**The problem:**
Copy each line of the data below with the word "titles".

**Dataset excerpts:**

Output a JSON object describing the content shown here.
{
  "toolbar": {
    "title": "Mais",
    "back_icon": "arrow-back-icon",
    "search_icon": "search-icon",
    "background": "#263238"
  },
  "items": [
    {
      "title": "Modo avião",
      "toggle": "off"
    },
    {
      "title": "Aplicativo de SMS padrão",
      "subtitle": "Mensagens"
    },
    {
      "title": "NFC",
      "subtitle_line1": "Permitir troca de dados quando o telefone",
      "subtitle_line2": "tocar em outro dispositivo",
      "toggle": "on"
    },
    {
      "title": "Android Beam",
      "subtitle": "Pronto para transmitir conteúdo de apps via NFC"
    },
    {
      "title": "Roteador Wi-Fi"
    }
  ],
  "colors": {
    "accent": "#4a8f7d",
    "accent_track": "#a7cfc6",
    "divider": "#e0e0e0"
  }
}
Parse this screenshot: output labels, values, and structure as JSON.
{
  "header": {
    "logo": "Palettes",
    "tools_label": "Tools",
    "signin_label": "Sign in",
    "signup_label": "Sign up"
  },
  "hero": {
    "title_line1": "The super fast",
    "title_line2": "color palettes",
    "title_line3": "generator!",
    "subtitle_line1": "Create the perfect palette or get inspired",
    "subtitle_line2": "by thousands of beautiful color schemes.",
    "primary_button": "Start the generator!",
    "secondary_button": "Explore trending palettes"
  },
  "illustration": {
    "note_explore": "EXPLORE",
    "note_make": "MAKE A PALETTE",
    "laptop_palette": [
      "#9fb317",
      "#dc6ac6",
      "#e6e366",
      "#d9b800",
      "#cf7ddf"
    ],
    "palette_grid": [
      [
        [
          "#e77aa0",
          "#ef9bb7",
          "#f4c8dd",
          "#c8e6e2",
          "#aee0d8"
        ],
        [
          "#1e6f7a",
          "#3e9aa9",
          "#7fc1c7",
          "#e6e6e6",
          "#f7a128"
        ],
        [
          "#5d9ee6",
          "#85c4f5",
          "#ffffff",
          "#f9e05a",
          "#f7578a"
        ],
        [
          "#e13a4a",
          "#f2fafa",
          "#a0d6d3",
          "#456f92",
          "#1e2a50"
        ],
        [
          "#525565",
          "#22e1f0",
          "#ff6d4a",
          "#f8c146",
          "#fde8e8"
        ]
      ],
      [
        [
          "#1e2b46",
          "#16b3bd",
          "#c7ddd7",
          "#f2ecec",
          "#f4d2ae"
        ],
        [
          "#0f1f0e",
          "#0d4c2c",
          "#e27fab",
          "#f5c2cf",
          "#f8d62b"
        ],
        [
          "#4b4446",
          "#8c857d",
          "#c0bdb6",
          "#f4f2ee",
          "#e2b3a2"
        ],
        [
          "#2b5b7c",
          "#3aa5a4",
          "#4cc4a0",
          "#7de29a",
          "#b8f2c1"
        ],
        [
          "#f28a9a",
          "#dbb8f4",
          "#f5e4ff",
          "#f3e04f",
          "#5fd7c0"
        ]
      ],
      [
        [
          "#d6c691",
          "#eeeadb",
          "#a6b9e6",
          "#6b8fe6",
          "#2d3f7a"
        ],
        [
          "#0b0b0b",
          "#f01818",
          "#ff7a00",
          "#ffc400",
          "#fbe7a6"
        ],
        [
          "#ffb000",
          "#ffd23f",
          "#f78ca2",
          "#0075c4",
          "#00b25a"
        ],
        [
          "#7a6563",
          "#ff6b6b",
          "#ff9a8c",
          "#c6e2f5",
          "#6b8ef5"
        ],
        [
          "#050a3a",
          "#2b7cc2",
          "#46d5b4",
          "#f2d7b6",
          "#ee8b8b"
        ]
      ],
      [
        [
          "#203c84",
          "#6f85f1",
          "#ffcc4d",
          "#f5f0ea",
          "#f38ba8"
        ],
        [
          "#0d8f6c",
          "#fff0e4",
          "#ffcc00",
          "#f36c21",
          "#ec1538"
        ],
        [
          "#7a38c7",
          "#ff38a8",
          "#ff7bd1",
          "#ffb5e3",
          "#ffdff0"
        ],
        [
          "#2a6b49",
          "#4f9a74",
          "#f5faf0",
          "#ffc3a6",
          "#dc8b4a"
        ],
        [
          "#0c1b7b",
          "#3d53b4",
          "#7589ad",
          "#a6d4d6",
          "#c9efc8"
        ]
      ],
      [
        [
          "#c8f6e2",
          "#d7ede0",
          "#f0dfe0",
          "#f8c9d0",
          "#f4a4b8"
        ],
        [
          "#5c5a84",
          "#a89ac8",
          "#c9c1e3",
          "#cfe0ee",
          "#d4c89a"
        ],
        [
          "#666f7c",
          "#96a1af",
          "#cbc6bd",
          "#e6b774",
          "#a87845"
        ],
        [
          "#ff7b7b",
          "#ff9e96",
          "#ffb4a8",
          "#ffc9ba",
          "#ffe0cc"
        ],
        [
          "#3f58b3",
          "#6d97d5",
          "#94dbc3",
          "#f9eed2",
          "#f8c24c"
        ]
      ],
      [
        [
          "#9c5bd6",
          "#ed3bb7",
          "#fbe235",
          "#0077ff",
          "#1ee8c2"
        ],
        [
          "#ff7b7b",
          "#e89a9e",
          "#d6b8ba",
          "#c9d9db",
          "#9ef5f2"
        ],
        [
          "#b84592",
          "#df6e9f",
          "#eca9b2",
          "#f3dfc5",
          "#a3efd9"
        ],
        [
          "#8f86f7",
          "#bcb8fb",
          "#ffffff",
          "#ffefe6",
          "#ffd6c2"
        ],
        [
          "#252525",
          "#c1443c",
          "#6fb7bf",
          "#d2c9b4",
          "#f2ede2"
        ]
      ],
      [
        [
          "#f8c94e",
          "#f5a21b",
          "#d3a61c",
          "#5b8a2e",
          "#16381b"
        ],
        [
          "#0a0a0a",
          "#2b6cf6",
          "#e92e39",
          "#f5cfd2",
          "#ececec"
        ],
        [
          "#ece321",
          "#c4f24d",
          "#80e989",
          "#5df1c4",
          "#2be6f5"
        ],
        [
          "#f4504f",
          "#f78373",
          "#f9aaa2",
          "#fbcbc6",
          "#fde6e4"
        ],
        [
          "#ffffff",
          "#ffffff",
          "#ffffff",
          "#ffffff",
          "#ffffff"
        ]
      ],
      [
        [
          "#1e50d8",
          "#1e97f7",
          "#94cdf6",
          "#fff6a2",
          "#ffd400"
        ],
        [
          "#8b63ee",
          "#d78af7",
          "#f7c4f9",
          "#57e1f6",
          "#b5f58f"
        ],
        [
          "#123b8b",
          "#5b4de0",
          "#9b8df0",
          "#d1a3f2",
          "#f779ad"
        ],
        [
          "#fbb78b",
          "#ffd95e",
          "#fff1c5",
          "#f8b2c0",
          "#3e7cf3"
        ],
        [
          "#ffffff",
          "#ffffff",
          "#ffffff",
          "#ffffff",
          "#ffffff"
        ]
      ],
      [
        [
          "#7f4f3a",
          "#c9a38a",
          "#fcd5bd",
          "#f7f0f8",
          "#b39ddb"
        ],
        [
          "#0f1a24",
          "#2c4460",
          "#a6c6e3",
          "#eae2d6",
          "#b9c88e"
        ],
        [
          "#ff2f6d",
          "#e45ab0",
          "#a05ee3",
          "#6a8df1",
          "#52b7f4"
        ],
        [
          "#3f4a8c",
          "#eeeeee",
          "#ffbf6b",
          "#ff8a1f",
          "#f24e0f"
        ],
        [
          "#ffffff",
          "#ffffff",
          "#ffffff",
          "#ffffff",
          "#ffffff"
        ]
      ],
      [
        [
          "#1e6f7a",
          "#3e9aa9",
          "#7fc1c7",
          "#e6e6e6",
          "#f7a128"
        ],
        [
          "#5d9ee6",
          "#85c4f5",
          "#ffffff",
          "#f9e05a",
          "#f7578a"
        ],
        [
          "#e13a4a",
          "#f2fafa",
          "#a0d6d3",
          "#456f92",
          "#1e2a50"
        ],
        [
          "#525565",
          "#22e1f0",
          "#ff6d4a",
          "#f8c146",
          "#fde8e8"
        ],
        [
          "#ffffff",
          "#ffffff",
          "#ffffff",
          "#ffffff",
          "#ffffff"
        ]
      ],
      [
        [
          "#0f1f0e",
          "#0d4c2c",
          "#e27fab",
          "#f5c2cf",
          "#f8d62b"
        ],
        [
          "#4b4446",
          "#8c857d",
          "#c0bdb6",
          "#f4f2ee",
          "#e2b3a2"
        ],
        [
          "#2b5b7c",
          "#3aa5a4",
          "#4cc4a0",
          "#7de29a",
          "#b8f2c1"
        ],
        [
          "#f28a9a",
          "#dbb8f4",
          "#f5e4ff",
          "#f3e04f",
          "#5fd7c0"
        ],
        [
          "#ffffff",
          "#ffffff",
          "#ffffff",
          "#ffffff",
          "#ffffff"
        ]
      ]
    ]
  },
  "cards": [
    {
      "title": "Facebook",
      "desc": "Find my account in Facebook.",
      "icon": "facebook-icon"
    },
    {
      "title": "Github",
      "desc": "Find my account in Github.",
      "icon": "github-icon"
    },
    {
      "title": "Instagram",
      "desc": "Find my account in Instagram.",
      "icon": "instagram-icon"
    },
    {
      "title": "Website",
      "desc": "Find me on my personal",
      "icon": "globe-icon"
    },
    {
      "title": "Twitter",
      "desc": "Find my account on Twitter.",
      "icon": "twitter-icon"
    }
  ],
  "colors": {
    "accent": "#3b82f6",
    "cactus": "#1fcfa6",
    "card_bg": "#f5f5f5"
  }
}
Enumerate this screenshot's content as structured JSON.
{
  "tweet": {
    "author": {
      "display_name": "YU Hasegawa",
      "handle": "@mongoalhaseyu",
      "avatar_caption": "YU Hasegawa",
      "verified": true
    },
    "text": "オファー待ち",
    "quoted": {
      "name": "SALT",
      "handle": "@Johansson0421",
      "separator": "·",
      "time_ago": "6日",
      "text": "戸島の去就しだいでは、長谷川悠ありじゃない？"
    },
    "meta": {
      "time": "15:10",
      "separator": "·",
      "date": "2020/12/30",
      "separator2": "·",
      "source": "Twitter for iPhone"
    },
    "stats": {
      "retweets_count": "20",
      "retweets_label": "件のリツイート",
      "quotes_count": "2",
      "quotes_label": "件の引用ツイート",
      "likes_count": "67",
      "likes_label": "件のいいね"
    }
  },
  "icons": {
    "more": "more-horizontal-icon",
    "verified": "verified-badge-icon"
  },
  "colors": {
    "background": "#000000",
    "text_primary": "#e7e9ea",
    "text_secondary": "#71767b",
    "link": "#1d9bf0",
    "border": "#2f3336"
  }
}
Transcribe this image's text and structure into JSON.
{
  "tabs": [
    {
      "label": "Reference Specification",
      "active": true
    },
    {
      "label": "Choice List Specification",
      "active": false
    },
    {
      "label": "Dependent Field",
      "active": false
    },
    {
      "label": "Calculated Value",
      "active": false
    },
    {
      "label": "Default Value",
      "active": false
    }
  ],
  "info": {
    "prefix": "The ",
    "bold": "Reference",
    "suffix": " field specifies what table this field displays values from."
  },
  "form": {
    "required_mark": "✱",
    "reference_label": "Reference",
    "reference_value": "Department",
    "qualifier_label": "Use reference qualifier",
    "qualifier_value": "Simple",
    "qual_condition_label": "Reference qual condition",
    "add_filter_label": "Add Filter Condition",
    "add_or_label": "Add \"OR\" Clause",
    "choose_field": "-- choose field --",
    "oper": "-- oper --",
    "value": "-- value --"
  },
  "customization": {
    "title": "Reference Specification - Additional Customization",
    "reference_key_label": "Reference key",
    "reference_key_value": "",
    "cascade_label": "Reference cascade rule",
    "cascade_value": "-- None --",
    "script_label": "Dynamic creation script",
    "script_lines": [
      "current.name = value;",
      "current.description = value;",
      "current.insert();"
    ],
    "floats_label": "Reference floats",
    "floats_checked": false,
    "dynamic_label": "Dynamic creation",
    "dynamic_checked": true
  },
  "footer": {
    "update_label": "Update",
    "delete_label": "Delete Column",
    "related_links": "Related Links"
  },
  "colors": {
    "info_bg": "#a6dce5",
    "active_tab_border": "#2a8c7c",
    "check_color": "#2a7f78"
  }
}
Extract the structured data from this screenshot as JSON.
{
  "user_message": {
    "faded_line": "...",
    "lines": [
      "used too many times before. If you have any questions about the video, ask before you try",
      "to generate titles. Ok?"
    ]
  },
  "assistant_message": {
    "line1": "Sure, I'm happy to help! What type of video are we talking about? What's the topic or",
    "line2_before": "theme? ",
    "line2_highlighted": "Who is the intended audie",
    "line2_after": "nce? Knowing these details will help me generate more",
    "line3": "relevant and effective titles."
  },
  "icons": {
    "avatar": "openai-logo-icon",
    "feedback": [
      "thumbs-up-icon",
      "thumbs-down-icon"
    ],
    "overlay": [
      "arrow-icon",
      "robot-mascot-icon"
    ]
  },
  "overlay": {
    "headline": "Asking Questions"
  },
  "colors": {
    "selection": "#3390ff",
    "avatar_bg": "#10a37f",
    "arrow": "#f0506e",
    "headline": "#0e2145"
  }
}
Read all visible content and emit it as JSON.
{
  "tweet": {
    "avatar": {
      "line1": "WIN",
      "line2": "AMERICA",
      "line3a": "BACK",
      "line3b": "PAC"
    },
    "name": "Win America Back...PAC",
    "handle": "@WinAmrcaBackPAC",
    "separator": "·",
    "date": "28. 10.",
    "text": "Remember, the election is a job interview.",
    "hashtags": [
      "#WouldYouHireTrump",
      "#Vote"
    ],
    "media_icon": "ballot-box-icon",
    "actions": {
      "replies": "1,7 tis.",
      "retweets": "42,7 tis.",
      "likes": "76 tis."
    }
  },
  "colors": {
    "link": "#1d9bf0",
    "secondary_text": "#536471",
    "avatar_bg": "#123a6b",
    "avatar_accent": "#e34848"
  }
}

**Result for this exercise:**
      "to generate titles. Ok?"
    "line3": "relevant and effective titles."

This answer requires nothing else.